▶ **Required work**
Below is a block of records. Copy every line in it that contains the word "Goods".
=-=-=
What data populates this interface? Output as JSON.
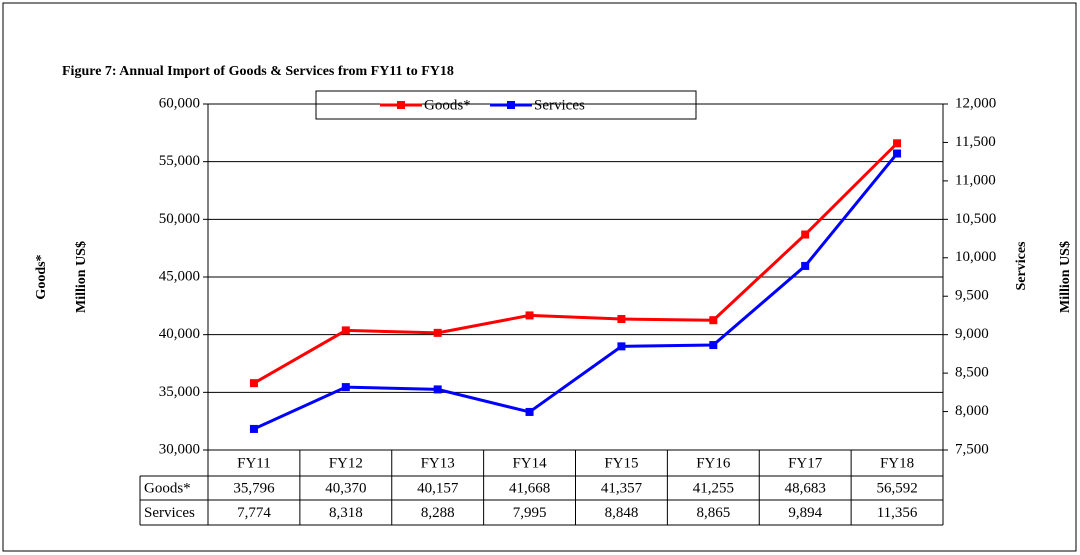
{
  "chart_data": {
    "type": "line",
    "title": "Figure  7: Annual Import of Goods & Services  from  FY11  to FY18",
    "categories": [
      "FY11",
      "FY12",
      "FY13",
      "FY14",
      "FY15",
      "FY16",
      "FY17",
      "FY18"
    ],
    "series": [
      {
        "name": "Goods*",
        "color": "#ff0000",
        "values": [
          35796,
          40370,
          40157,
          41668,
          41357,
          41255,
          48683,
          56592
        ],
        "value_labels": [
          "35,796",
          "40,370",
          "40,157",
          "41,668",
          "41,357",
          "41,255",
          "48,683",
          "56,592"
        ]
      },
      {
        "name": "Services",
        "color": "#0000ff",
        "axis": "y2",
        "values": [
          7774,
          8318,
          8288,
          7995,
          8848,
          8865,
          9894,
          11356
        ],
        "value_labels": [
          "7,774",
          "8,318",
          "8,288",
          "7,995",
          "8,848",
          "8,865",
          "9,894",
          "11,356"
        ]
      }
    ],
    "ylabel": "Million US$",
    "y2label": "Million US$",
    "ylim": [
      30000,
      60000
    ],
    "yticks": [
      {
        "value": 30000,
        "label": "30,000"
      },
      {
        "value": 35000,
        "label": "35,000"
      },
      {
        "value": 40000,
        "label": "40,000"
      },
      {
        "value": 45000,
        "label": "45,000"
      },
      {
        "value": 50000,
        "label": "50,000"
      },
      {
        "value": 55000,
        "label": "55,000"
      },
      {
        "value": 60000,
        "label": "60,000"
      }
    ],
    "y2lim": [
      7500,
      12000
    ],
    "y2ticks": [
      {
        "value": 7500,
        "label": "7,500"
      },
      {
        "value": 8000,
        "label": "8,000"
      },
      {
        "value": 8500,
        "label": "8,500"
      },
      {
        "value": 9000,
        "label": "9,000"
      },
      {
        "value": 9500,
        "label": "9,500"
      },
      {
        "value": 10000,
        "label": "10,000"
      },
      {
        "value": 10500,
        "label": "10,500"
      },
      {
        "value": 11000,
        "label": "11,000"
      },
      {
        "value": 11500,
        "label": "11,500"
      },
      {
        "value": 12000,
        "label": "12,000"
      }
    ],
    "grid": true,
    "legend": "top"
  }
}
=-=-=
▶ **Response to the exercise**
    "title": "Figure  7: Annual Import of Goods & Services  from  FY11  to FY18",
        "name": "Goods*",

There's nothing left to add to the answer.